> _Problem to solve_
Look through the data below. Collect every line where the word "Mạnh" occurs.

> _Data for this task_
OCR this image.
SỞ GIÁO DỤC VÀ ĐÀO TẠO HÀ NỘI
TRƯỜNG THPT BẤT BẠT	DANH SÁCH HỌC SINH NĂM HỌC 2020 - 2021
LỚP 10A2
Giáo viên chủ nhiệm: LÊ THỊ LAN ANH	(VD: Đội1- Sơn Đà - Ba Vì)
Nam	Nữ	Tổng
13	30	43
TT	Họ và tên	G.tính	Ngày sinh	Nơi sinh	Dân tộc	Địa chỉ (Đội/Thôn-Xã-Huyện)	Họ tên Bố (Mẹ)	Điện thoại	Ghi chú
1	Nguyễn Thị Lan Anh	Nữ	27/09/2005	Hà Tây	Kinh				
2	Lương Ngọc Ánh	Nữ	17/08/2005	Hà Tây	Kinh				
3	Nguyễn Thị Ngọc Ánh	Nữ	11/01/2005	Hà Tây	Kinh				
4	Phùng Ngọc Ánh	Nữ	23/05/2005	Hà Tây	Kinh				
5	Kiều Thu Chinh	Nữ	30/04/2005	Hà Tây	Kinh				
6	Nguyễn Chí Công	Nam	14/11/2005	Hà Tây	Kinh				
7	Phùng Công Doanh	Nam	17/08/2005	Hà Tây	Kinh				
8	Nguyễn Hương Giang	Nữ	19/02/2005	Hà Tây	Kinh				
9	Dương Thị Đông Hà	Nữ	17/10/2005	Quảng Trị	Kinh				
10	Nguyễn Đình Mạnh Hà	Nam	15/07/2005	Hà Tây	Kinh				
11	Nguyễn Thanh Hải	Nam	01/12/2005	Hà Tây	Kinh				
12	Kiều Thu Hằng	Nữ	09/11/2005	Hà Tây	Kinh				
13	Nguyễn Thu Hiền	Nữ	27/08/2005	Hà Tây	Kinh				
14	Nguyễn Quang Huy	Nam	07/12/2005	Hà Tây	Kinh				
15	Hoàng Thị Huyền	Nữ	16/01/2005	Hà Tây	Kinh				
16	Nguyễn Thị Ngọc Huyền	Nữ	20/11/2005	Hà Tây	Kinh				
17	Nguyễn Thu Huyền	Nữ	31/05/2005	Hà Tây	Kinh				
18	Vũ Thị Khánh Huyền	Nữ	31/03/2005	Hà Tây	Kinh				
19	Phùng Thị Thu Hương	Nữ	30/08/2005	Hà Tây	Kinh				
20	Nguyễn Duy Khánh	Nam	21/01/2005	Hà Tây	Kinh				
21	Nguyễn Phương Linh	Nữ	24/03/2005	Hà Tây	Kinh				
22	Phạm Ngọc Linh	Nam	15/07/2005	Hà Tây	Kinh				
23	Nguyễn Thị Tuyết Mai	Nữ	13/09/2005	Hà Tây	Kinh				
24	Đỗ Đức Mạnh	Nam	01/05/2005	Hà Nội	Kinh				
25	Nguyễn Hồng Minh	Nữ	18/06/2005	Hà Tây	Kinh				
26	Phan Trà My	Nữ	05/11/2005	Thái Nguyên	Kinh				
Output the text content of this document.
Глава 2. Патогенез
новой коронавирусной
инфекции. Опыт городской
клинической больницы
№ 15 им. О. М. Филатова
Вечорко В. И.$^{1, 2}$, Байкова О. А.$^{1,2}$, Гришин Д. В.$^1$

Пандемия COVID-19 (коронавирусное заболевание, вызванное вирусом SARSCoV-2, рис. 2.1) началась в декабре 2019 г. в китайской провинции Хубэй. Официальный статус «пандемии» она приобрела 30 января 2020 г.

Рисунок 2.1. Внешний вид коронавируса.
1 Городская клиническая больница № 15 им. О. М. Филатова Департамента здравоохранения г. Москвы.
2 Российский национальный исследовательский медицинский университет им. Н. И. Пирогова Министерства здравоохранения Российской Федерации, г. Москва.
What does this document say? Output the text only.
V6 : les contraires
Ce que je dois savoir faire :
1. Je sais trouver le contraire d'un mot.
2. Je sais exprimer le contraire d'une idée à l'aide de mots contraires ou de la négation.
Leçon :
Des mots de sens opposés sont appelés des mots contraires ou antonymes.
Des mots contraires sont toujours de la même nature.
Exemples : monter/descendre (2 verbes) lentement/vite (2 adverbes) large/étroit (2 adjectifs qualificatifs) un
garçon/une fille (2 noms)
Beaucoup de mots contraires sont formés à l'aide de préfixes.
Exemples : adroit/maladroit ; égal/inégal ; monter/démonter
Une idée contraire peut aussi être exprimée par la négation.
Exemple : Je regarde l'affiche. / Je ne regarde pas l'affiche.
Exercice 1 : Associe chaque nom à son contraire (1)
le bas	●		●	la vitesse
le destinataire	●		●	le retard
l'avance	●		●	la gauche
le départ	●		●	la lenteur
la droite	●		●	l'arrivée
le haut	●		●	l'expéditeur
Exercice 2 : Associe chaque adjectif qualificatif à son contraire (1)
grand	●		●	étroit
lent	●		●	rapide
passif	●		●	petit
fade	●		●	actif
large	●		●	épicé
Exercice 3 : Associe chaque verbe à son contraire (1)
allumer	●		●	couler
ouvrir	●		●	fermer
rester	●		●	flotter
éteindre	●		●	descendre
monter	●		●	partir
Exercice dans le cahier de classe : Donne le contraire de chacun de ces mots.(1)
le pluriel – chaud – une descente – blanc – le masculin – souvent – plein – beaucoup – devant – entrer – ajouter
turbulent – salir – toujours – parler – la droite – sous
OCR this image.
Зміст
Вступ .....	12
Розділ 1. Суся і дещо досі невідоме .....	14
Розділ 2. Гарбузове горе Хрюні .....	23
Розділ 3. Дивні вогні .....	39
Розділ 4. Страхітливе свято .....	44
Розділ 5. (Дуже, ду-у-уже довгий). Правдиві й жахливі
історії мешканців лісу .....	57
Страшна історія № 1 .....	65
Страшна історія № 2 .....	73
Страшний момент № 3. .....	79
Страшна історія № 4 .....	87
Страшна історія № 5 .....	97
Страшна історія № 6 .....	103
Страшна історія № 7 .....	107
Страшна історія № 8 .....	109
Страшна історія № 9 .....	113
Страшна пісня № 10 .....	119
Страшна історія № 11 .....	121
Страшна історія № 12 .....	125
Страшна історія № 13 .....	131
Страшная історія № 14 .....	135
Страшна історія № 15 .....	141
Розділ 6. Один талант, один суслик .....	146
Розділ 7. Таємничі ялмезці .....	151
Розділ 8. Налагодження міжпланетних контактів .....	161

> _The response_
10	Nguyễn Đình Mạnh Hà	Nam	15/07/2005	Hà Tây	Kinh				
24	Đỗ Đức Mạnh	Nam	01/05/2005	Hà Nội	Kinh				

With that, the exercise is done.